> [EXERCISE PROMPT]: Look through the listing and locate every line containing the word "effect"; copy those lines.

> [DATA LISTING]:
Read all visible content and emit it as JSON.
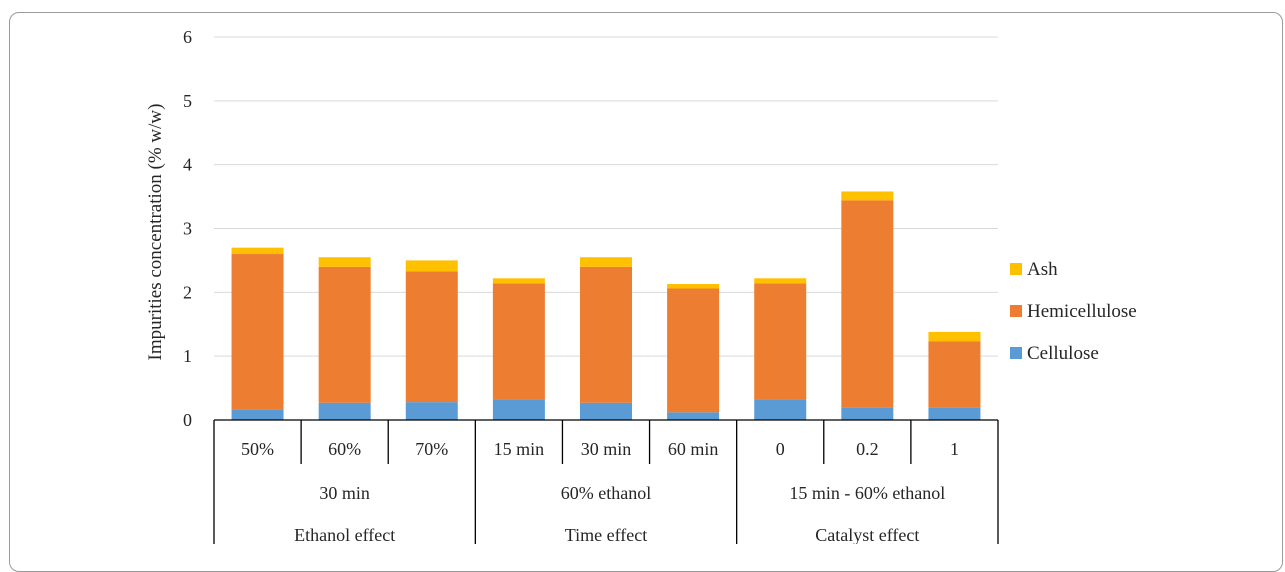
{
  "chart_data": {
    "type": "bar",
    "stacked": true,
    "ylabel": "Impurities concentration (% w/w)",
    "ylim": [
      0,
      6
    ],
    "yticks": [
      0,
      1,
      2,
      3,
      4,
      5,
      6
    ],
    "grid": true,
    "legend_position": "right",
    "categories": [
      "50%",
      "60%",
      "70%",
      "15 min",
      "30 min",
      "60 min",
      "0",
      "0.2",
      "1"
    ],
    "category_groups_level1": [
      {
        "label": "30 min",
        "span": 3
      },
      {
        "label": "60% ethanol",
        "span": 3
      },
      {
        "label": "15 min - 60% ethanol",
        "span": 3
      }
    ],
    "category_groups_level2": [
      {
        "label": "Ethanol effect",
        "span": 3
      },
      {
        "label": "Time effect",
        "span": 3
      },
      {
        "label": "Catalyst effect",
        "span": 3
      }
    ],
    "series": [
      {
        "name": "Cellulose",
        "color": "#5b9bd5",
        "values": [
          0.17,
          0.27,
          0.28,
          0.32,
          0.27,
          0.12,
          0.32,
          0.2,
          0.2
        ]
      },
      {
        "name": "Hemicellulose",
        "color": "#ed7d31",
        "values": [
          2.43,
          2.13,
          2.05,
          1.82,
          2.13,
          1.94,
          1.82,
          3.24,
          1.03
        ]
      },
      {
        "name": "Ash",
        "color": "#ffc000",
        "values": [
          0.1,
          0.15,
          0.17,
          0.08,
          0.15,
          0.07,
          0.08,
          0.14,
          0.15
        ]
      }
    ],
    "legend_order": [
      "Ash",
      "Hemicellulose",
      "Cellulose"
    ]
  }
}
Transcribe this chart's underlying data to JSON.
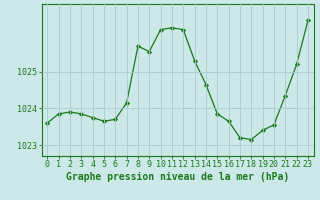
{
  "x": [
    0,
    1,
    2,
    3,
    4,
    5,
    6,
    7,
    8,
    9,
    10,
    11,
    12,
    13,
    14,
    15,
    16,
    17,
    18,
    19,
    20,
    21,
    22,
    23
  ],
  "y": [
    1023.6,
    1023.85,
    1023.9,
    1023.85,
    1023.75,
    1023.65,
    1023.7,
    1024.15,
    1025.7,
    1025.55,
    1026.15,
    1026.2,
    1026.15,
    1025.3,
    1024.65,
    1023.85,
    1023.65,
    1023.2,
    1023.15,
    1023.4,
    1023.55,
    1024.35,
    1025.2,
    1026.4
  ],
  "line_color": "#1a7a1a",
  "marker": "D",
  "marker_size": 2.2,
  "bg_color": "#cce8e8",
  "grid_color": "#aacccc",
  "xlabel": "Graphe pression niveau de la mer (hPa)",
  "xlabel_fontsize": 7,
  "tick_fontsize": 6,
  "ytick_labels": [
    "1023",
    "1024",
    "1025"
  ],
  "ytick_vals": [
    1023,
    1024,
    1025
  ],
  "ylim": [
    1022.7,
    1026.85
  ],
  "xlim": [
    -0.5,
    23.5
  ],
  "xtick_vals": [
    0,
    1,
    2,
    3,
    4,
    5,
    6,
    7,
    8,
    9,
    10,
    11,
    12,
    13,
    14,
    15,
    16,
    17,
    18,
    19,
    20,
    21,
    22,
    23
  ]
}
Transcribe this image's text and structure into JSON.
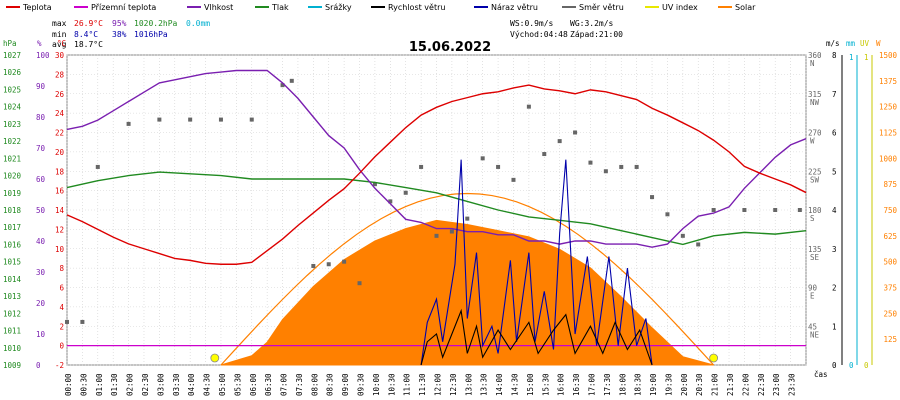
{
  "legend": [
    {
      "label": "Teplota",
      "color": "#dd0000"
    },
    {
      "label": "Přízemní teplota",
      "color": "#cc00cc"
    },
    {
      "label": "Vlhkost",
      "color": "#7a1fb0"
    },
    {
      "label": "Tlak",
      "color": "#208a20"
    },
    {
      "label": "Srážky",
      "color": "#00b0d0"
    },
    {
      "label": "Rychlost větru",
      "color": "#000000"
    },
    {
      "label": "Náraz větru",
      "color": "#0000aa"
    },
    {
      "label": "Směr větru",
      "color": "#666666"
    },
    {
      "label": "UV index",
      "color": "#e8e800"
    },
    {
      "label": "Solar",
      "color": "#ff8000"
    }
  ],
  "stats": {
    "max_label": "max",
    "max_temp": "26.9°C",
    "max_hum": "95%",
    "max_press": "1020.2hPa",
    "max_rain": "0.0mm",
    "min_label": "min",
    "min_temp": "8.4°C",
    "min_hum": "38%",
    "min_press": "1016hPa",
    "avg_label": "avg",
    "avg_temp": "18.7°C",
    "ws": "WS:0.9m/s",
    "wg": "WG:3.2m/s",
    "sunrise": "Východ:04:48",
    "sunset": "Západ:21:00"
  },
  "title": "15.06.2022",
  "axis_units": {
    "press": "hPa",
    "hum": "%",
    "temp": "°C",
    "dir": "",
    "ms": "m/s",
    "mm": "mm",
    "uv": "UV",
    "wm2": "W",
    "xlabel": "čas"
  },
  "axes": {
    "temp": {
      "min": -2,
      "max": 30,
      "ticks": [
        -2,
        0,
        2,
        4,
        6,
        8,
        10,
        12,
        14,
        16,
        18,
        20,
        22,
        24,
        26,
        28,
        30
      ]
    },
    "hum": {
      "min": 0,
      "max": 100,
      "ticks": [
        0,
        10,
        20,
        30,
        40,
        50,
        60,
        70,
        80,
        90,
        100
      ]
    },
    "press": {
      "min": 1009,
      "max": 1027,
      "ticks": [
        1009,
        1010,
        1011,
        1012,
        1013,
        1014,
        1015,
        1016,
        1017,
        1018,
        1019,
        1020,
        1021,
        1022,
        1023,
        1024,
        1025,
        1026,
        1027
      ]
    },
    "dir": {
      "ticks": [
        {
          "v": 45,
          "t": "45",
          "d": "NE"
        },
        {
          "v": 90,
          "t": "90",
          "d": "E"
        },
        {
          "v": 135,
          "t": "135",
          "d": "SE"
        },
        {
          "v": 180,
          "t": "180",
          "d": "S"
        },
        {
          "v": 225,
          "t": "225",
          "d": "SW"
        },
        {
          "v": 270,
          "t": "270",
          "d": "W"
        },
        {
          "v": 315,
          "t": "315",
          "d": "NW"
        },
        {
          "v": 360,
          "t": "360",
          "d": "N"
        }
      ]
    },
    "ms": {
      "min": 0,
      "max": 8,
      "ticks": [
        0,
        1,
        2,
        3,
        4,
        5,
        6,
        7,
        8
      ]
    },
    "mm": {
      "ticks": [
        "0",
        "1"
      ]
    },
    "uv": {
      "ticks": [
        "0",
        "1"
      ]
    },
    "wm2": {
      "min": 0,
      "max": 1500,
      "ticks": [
        0,
        125,
        250,
        375,
        500,
        625,
        750,
        875,
        1000,
        1125,
        1250,
        1375,
        1500
      ]
    },
    "x_ticks": [
      "00:00",
      "00:30",
      "01:00",
      "01:30",
      "02:00",
      "02:30",
      "03:00",
      "03:30",
      "04:00",
      "04:30",
      "05:00",
      "05:30",
      "06:00",
      "06:30",
      "07:00",
      "07:30",
      "08:00",
      "08:30",
      "09:00",
      "09:30",
      "10:00",
      "10:30",
      "11:00",
      "11:30",
      "12:00",
      "12:30",
      "13:00",
      "13:30",
      "14:00",
      "14:30",
      "15:00",
      "15:30",
      "16:00",
      "16:30",
      "17:00",
      "17:30",
      "18:00",
      "18:30",
      "19:00",
      "19:30",
      "20:00",
      "20:30",
      "21:00",
      "21:30",
      "22:00",
      "22:30",
      "23:00",
      "23:30"
    ]
  },
  "chart_data": {
    "type": "line",
    "title": "15.06.2022",
    "x_unit": "hours",
    "grid": true,
    "series": [
      {
        "name": "Teplota",
        "axis": "temp",
        "color": "#dd0000",
        "points": [
          [
            0,
            13.5
          ],
          [
            0.5,
            12.8
          ],
          [
            1,
            12.0
          ],
          [
            1.5,
            11.2
          ],
          [
            2,
            10.5
          ],
          [
            2.5,
            10.0
          ],
          [
            3,
            9.5
          ],
          [
            3.5,
            9.0
          ],
          [
            4,
            8.8
          ],
          [
            4.5,
            8.5
          ],
          [
            5,
            8.4
          ],
          [
            5.5,
            8.4
          ],
          [
            6,
            8.6
          ],
          [
            6.5,
            9.8
          ],
          [
            7,
            11.0
          ],
          [
            7.5,
            12.4
          ],
          [
            8,
            13.7
          ],
          [
            8.5,
            15.0
          ],
          [
            9,
            16.2
          ],
          [
            9.5,
            17.8
          ],
          [
            10,
            19.5
          ],
          [
            10.5,
            21.0
          ],
          [
            11,
            22.5
          ],
          [
            11.5,
            23.8
          ],
          [
            12,
            24.6
          ],
          [
            12.5,
            25.2
          ],
          [
            13,
            25.6
          ],
          [
            13.5,
            26.0
          ],
          [
            14,
            26.2
          ],
          [
            14.5,
            26.6
          ],
          [
            15,
            26.9
          ],
          [
            15.5,
            26.5
          ],
          [
            16,
            26.3
          ],
          [
            16.5,
            26.0
          ],
          [
            17,
            26.4
          ],
          [
            17.5,
            26.2
          ],
          [
            18,
            25.8
          ],
          [
            18.5,
            25.4
          ],
          [
            19,
            24.5
          ],
          [
            19.5,
            23.8
          ],
          [
            20,
            23.0
          ],
          [
            20.5,
            22.2
          ],
          [
            21,
            21.2
          ],
          [
            21.5,
            20.0
          ],
          [
            22,
            18.5
          ],
          [
            22.5,
            17.8
          ],
          [
            23,
            17.2
          ],
          [
            23.5,
            16.6
          ],
          [
            24,
            15.8
          ]
        ]
      },
      {
        "name": "Přízemní teplota",
        "axis": "temp",
        "color": "#cc00cc",
        "points": [
          [
            0,
            0
          ],
          [
            24,
            0
          ]
        ]
      },
      {
        "name": "Vlhkost",
        "axis": "hum",
        "color": "#7a1fb0",
        "points": [
          [
            0,
            76
          ],
          [
            0.5,
            77
          ],
          [
            1,
            79
          ],
          [
            1.5,
            82
          ],
          [
            2,
            85
          ],
          [
            2.5,
            88
          ],
          [
            3,
            91
          ],
          [
            3.5,
            92
          ],
          [
            4,
            93
          ],
          [
            4.5,
            94
          ],
          [
            5,
            94.5
          ],
          [
            5.5,
            95
          ],
          [
            6,
            95
          ],
          [
            6.5,
            95
          ],
          [
            7,
            91
          ],
          [
            7.5,
            86
          ],
          [
            8,
            80
          ],
          [
            8.5,
            74
          ],
          [
            9,
            70
          ],
          [
            9.5,
            63
          ],
          [
            10,
            57
          ],
          [
            10.5,
            52
          ],
          [
            11,
            47
          ],
          [
            11.5,
            46
          ],
          [
            12,
            44
          ],
          [
            12.5,
            44
          ],
          [
            13,
            43
          ],
          [
            13.5,
            43
          ],
          [
            14,
            42
          ],
          [
            14.5,
            42
          ],
          [
            15,
            40
          ],
          [
            15.5,
            40
          ],
          [
            16,
            39
          ],
          [
            16.5,
            40
          ],
          [
            17,
            40
          ],
          [
            17.5,
            39
          ],
          [
            18,
            39
          ],
          [
            18.5,
            39
          ],
          [
            19,
            38
          ],
          [
            19.5,
            39
          ],
          [
            20,
            44
          ],
          [
            20.5,
            48
          ],
          [
            21,
            49
          ],
          [
            21.5,
            51
          ],
          [
            22,
            57
          ],
          [
            22.5,
            62
          ],
          [
            23,
            67
          ],
          [
            23.5,
            71
          ],
          [
            24,
            73
          ]
        ]
      },
      {
        "name": "Tlak",
        "axis": "press",
        "color": "#208a20",
        "points": [
          [
            0,
            1019.3
          ],
          [
            1,
            1019.7
          ],
          [
            2,
            1020.0
          ],
          [
            3,
            1020.2
          ],
          [
            4,
            1020.1
          ],
          [
            5,
            1020.0
          ],
          [
            6,
            1019.8
          ],
          [
            7,
            1019.8
          ],
          [
            8,
            1019.8
          ],
          [
            9,
            1019.8
          ],
          [
            10,
            1019.6
          ],
          [
            11,
            1019.3
          ],
          [
            12,
            1019.0
          ],
          [
            13,
            1018.5
          ],
          [
            14,
            1018.0
          ],
          [
            15,
            1017.6
          ],
          [
            16,
            1017.4
          ],
          [
            17,
            1017.2
          ],
          [
            18,
            1016.8
          ],
          [
            19,
            1016.4
          ],
          [
            20,
            1016.0
          ],
          [
            21,
            1016.5
          ],
          [
            22,
            1016.7
          ],
          [
            23,
            1016.6
          ],
          [
            24,
            1016.8
          ]
        ]
      },
      {
        "name": "Solar",
        "axis": "wm2",
        "color": "#ff8000",
        "points": [
          [
            5,
            0
          ],
          [
            6,
            45
          ],
          [
            6.5,
            110
          ],
          [
            7,
            220
          ],
          [
            8,
            380
          ],
          [
            9,
            510
          ],
          [
            10,
            600
          ],
          [
            11,
            660
          ],
          [
            12,
            700
          ],
          [
            13,
            680
          ],
          [
            14,
            650
          ],
          [
            15,
            620
          ],
          [
            16,
            560
          ],
          [
            17,
            470
          ],
          [
            18,
            330
          ],
          [
            19,
            180
          ],
          [
            20,
            40
          ],
          [
            21,
            0
          ]
        ]
      },
      {
        "name": "Náraz větru",
        "axis": "ms",
        "color": "#0000aa",
        "points": [
          [
            11.5,
            0
          ],
          [
            11.7,
            1.1
          ],
          [
            12.0,
            1.7
          ],
          [
            12.2,
            0.6
          ],
          [
            12.6,
            2.6
          ],
          [
            12.8,
            5.3
          ],
          [
            13.0,
            1.2
          ],
          [
            13.3,
            2.9
          ],
          [
            13.5,
            0.5
          ],
          [
            13.8,
            1.0
          ],
          [
            14.0,
            0.3
          ],
          [
            14.4,
            2.7
          ],
          [
            14.6,
            0.6
          ],
          [
            15.0,
            2.9
          ],
          [
            15.2,
            0.6
          ],
          [
            15.5,
            1.9
          ],
          [
            15.8,
            0.4
          ],
          [
            16.0,
            3.4
          ],
          [
            16.2,
            5.3
          ],
          [
            16.5,
            0.8
          ],
          [
            16.9,
            2.8
          ],
          [
            17.2,
            0.5
          ],
          [
            17.6,
            2.8
          ],
          [
            17.9,
            0.5
          ],
          [
            18.2,
            2.5
          ],
          [
            18.5,
            0.5
          ],
          [
            18.8,
            1.2
          ],
          [
            19.0,
            0
          ]
        ]
      },
      {
        "name": "Rychlost větru",
        "axis": "ms",
        "color": "#000000",
        "points": [
          [
            11.5,
            0
          ],
          [
            11.7,
            0.6
          ],
          [
            12.0,
            0.8
          ],
          [
            12.2,
            0.2
          ],
          [
            12.8,
            1.4
          ],
          [
            13.0,
            0.3
          ],
          [
            13.3,
            1.0
          ],
          [
            13.5,
            0.2
          ],
          [
            14.0,
            0.9
          ],
          [
            14.4,
            0.4
          ],
          [
            15.0,
            1.1
          ],
          [
            15.3,
            0.3
          ],
          [
            15.8,
            0.9
          ],
          [
            16.2,
            1.3
          ],
          [
            16.5,
            0.3
          ],
          [
            17.0,
            1.0
          ],
          [
            17.4,
            0.3
          ],
          [
            17.8,
            1.1
          ],
          [
            18.2,
            0.4
          ],
          [
            18.6,
            0.9
          ],
          [
            19.0,
            0
          ]
        ]
      },
      {
        "name": "Směr větru",
        "axis": "dir",
        "color": "#666666",
        "points": [
          [
            0,
            50
          ],
          [
            0.5,
            50
          ],
          [
            1,
            230
          ],
          [
            2,
            280
          ],
          [
            3,
            285
          ],
          [
            4,
            285
          ],
          [
            5,
            285
          ],
          [
            6,
            285
          ],
          [
            7,
            325
          ],
          [
            7.3,
            330
          ],
          [
            8,
            115
          ],
          [
            8.5,
            117
          ],
          [
            9,
            120
          ],
          [
            9.5,
            95
          ],
          [
            10,
            210
          ],
          [
            10.5,
            190
          ],
          [
            11,
            200
          ],
          [
            11.5,
            230
          ],
          [
            12,
            150
          ],
          [
            12.5,
            155
          ],
          [
            13,
            170
          ],
          [
            13.5,
            240
          ],
          [
            14,
            230
          ],
          [
            14.5,
            215
          ],
          [
            15,
            300
          ],
          [
            15.5,
            245
          ],
          [
            16,
            260
          ],
          [
            16.5,
            270
          ],
          [
            17,
            235
          ],
          [
            17.5,
            225
          ],
          [
            18,
            230
          ],
          [
            18.5,
            230
          ],
          [
            19,
            195
          ],
          [
            19.5,
            175
          ],
          [
            20,
            150
          ],
          [
            20.5,
            140
          ],
          [
            21,
            180
          ],
          [
            22,
            180
          ],
          [
            23,
            180
          ],
          [
            23.8,
            180
          ]
        ]
      },
      {
        "name": "UV index",
        "axis": "uv",
        "color": "#e8e800",
        "points": [
          [
            5,
            0
          ],
          [
            21,
            0
          ]
        ]
      }
    ]
  }
}
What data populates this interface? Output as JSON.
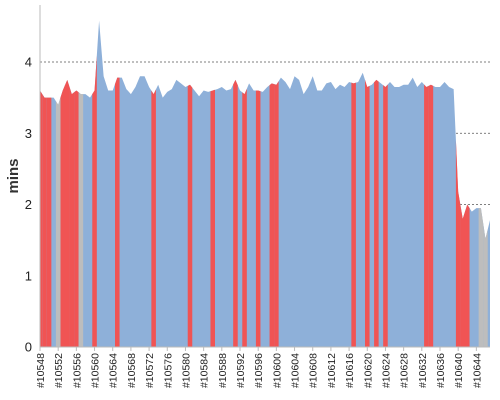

> [EXERCISE SOLUTION]:
        "label": "Ethanol effect",
        "label": "Time effect",
        "label": "Catalyst effect",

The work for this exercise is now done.